What is expected: Below are records; work out how many of their lines hold the string "name" and give that number alone.

Recorded data:
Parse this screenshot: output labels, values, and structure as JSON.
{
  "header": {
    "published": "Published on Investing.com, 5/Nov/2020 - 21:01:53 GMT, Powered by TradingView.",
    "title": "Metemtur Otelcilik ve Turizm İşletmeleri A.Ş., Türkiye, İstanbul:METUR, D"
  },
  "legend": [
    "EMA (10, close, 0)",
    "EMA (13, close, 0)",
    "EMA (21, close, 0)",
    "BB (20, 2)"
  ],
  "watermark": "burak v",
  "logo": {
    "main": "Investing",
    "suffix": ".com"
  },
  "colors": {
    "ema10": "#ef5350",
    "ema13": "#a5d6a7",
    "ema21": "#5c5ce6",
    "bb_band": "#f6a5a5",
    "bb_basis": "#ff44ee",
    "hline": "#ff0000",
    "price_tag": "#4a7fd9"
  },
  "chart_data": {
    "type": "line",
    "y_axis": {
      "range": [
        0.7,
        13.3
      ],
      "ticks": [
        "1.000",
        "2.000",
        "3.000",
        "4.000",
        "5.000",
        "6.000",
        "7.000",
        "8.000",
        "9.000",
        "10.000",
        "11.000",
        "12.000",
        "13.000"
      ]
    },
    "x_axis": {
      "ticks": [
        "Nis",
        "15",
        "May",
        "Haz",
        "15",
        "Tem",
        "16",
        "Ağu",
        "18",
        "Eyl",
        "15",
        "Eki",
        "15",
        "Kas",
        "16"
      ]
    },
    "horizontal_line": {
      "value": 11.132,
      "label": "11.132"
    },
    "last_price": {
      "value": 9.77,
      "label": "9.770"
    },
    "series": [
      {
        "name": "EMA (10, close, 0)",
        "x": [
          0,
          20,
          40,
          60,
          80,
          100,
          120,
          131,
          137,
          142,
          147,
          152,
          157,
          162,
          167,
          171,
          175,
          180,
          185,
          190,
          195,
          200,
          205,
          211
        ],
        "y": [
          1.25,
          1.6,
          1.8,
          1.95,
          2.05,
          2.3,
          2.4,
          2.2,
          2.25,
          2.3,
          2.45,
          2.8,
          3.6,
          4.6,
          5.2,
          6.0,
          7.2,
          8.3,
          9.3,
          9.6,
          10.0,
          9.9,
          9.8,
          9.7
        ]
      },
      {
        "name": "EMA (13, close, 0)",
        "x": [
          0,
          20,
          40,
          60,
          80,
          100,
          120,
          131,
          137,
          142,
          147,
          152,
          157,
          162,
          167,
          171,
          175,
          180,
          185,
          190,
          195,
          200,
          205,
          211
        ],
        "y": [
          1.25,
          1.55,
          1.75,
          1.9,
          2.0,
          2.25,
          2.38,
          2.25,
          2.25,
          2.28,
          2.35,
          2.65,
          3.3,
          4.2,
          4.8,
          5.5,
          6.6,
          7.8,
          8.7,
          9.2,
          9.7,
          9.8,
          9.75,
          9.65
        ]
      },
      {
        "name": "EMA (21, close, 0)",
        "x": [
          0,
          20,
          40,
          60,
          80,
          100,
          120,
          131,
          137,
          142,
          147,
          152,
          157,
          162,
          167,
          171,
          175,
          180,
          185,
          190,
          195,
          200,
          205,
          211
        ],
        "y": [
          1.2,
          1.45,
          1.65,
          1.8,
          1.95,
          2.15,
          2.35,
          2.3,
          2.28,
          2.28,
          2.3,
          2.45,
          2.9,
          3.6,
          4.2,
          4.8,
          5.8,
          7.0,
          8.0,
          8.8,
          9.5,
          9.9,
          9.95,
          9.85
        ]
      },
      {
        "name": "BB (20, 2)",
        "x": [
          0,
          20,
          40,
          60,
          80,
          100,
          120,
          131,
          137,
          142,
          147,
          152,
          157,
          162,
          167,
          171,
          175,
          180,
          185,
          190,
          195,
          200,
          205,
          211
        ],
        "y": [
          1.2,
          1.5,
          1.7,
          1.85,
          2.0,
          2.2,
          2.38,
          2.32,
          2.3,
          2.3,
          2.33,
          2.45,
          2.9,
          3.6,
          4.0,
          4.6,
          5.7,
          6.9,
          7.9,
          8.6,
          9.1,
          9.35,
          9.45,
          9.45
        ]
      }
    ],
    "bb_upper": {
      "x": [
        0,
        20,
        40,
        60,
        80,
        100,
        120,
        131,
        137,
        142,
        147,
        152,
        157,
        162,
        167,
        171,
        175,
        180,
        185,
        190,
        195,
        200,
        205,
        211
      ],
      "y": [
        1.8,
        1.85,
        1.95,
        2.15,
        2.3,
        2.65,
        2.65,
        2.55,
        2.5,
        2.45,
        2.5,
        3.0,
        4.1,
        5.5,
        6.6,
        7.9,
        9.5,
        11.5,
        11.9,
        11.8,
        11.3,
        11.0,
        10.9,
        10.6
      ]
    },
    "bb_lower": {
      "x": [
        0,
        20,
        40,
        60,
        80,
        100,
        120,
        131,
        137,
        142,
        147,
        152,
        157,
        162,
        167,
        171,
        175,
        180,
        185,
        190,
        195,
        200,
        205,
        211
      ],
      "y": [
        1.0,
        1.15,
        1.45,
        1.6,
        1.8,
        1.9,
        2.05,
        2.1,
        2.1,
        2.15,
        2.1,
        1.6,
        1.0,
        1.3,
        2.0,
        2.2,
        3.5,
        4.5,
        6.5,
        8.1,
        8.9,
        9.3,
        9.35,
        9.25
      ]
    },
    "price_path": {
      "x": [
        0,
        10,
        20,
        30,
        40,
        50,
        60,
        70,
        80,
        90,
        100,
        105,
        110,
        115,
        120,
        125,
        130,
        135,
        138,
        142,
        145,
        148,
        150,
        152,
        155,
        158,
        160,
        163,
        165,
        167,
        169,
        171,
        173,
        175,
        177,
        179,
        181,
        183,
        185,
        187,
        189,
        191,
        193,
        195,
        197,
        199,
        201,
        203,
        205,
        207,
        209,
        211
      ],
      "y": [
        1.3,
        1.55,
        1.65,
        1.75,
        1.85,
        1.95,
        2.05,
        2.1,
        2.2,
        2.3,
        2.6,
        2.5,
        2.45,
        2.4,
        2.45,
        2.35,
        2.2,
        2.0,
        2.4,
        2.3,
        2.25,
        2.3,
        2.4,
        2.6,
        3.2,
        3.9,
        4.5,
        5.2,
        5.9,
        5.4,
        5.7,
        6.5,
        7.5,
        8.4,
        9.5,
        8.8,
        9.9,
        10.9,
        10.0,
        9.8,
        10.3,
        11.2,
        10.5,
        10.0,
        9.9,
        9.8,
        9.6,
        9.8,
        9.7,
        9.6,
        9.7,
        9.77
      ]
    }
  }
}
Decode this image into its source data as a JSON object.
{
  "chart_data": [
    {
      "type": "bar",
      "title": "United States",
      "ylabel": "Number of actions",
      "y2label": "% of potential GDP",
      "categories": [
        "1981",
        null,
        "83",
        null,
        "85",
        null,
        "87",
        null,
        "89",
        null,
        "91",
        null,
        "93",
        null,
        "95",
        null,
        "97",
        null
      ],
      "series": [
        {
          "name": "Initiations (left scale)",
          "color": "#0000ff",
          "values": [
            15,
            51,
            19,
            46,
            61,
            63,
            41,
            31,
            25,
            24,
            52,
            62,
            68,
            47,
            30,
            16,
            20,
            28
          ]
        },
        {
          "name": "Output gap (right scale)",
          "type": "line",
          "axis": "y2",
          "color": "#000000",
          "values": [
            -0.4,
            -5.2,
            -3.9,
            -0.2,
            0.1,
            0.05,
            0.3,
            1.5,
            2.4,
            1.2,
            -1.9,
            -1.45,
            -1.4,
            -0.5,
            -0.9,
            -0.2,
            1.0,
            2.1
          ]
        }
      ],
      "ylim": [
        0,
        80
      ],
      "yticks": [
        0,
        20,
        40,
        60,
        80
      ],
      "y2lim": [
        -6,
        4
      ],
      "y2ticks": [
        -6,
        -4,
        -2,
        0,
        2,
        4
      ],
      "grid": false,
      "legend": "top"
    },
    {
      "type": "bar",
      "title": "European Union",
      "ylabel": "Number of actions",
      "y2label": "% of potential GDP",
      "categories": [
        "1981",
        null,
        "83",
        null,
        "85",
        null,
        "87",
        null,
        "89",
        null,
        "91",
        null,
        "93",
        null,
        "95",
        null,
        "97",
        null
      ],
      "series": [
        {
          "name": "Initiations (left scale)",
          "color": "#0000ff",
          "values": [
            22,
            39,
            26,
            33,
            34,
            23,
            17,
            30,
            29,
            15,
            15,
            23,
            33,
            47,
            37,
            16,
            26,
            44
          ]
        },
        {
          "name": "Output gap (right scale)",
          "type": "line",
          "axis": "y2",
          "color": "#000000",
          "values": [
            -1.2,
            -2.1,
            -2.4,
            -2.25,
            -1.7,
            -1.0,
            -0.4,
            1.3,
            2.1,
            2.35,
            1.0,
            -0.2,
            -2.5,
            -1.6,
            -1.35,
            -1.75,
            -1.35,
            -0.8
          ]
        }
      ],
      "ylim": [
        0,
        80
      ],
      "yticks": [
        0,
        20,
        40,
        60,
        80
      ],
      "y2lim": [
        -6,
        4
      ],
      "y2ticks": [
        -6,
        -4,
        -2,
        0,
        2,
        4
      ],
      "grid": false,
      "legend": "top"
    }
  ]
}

Output for this exercise: 8